## Directions
Gather all lines with "Operation" from the records.

Dataset items
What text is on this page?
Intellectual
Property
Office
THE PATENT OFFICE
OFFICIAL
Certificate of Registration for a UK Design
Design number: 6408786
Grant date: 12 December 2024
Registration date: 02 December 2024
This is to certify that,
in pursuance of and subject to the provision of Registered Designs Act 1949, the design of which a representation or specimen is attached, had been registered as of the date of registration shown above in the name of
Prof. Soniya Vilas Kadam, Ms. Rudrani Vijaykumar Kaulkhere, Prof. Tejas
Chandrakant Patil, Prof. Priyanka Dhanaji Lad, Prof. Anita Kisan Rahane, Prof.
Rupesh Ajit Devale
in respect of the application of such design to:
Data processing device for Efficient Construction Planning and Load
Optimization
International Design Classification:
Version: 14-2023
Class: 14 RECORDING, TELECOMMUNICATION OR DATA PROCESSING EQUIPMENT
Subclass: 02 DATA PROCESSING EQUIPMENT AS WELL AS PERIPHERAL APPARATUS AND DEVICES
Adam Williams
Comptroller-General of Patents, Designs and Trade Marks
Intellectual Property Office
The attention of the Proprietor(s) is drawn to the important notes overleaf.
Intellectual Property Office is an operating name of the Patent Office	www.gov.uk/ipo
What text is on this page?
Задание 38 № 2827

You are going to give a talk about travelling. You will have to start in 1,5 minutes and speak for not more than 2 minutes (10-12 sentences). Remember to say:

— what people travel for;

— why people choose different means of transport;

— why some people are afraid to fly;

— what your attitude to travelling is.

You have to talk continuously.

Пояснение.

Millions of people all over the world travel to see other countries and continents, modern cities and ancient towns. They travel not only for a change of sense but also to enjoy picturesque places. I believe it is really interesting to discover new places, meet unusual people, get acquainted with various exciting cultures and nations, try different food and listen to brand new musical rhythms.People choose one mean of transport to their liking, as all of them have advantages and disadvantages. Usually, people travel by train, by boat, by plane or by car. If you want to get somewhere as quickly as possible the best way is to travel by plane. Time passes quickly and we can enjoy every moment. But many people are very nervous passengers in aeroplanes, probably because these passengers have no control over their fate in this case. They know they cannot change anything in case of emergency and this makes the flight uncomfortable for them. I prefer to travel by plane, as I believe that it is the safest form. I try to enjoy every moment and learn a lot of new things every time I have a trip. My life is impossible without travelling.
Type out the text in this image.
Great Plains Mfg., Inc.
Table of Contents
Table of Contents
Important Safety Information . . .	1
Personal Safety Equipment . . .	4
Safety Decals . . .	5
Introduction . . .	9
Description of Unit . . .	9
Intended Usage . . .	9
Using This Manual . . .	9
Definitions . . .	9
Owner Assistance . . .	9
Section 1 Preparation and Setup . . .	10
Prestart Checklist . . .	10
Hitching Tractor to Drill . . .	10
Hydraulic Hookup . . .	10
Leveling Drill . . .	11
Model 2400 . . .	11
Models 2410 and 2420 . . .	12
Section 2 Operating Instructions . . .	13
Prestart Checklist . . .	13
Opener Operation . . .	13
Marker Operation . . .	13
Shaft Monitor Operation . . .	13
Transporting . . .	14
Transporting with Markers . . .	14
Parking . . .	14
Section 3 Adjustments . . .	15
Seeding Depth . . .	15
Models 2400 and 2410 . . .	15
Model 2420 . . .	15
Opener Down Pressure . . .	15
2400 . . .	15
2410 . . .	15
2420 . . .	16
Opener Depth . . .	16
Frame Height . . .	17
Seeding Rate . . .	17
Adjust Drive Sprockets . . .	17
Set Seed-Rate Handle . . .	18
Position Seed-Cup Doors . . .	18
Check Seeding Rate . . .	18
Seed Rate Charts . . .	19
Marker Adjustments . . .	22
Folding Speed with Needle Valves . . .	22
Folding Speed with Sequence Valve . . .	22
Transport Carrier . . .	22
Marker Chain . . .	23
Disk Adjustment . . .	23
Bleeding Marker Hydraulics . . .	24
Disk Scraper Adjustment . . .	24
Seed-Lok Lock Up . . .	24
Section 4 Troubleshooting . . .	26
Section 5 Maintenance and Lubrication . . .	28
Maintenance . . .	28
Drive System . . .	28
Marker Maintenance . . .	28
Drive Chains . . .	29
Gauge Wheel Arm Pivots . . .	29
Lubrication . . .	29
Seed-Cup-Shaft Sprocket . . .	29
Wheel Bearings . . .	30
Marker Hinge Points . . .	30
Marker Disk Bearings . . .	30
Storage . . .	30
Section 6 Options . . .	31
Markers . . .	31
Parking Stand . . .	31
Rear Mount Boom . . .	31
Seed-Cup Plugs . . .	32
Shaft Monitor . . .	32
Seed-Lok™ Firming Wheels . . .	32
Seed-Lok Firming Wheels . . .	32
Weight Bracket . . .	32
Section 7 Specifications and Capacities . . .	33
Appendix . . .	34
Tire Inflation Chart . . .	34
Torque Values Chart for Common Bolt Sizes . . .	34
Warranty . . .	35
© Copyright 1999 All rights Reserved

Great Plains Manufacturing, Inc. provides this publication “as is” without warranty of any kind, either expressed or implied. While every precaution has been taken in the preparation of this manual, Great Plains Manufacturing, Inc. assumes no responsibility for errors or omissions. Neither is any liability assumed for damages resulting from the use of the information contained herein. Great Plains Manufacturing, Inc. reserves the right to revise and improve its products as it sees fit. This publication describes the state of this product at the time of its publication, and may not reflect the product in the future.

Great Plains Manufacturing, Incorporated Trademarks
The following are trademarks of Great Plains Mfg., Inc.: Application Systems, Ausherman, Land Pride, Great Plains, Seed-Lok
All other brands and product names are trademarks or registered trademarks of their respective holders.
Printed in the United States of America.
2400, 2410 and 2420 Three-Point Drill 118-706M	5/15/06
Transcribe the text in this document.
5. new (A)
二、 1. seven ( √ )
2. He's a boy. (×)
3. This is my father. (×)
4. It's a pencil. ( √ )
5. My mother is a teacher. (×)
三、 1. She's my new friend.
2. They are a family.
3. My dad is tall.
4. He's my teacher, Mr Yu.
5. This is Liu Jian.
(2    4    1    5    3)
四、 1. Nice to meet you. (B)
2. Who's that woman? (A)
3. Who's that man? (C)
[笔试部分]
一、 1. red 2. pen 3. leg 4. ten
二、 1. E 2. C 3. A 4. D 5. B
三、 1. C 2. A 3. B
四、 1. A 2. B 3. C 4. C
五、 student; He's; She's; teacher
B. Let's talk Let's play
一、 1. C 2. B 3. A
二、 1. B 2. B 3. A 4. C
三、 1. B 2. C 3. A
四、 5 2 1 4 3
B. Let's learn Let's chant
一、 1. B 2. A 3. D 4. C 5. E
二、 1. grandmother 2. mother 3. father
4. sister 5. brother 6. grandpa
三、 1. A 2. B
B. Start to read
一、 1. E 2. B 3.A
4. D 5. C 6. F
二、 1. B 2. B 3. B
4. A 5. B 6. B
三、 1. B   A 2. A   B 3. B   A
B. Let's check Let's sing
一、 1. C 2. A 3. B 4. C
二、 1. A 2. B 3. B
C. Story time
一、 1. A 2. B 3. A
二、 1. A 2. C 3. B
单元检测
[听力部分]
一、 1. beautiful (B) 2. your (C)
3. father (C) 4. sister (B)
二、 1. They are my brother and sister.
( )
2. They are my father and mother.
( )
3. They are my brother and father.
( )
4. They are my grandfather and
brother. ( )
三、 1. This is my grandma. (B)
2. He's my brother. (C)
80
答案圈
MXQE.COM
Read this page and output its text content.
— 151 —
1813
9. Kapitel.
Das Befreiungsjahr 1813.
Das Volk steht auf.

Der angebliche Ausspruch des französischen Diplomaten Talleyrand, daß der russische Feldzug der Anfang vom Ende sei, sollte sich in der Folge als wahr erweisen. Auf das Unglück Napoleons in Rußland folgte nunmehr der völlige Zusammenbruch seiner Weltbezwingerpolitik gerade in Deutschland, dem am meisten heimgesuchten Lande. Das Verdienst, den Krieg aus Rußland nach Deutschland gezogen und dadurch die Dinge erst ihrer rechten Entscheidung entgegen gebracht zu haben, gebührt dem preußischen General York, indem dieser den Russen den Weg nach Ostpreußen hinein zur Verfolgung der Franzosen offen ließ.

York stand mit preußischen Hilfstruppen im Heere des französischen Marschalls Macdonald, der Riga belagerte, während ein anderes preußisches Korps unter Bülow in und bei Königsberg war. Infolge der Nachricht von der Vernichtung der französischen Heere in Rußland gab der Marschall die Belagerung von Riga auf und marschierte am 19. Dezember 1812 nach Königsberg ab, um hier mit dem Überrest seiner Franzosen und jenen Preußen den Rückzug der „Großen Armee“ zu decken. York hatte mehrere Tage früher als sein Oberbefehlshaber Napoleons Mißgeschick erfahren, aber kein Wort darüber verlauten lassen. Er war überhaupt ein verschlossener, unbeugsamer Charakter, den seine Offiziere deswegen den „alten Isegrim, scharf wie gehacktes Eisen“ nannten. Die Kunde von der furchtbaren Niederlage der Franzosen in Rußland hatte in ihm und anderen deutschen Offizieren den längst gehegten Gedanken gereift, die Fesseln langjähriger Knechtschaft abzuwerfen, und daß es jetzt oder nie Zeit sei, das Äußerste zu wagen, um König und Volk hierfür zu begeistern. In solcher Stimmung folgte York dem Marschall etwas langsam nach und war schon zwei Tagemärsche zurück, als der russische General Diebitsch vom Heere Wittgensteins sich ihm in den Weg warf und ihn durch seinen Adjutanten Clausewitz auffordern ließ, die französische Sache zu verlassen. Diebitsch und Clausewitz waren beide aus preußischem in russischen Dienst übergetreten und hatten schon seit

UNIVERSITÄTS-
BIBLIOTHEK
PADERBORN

## Full solution
Opener Operation . . .	13
Marker Operation . . .	13
Shaft Monitor Operation . . .	13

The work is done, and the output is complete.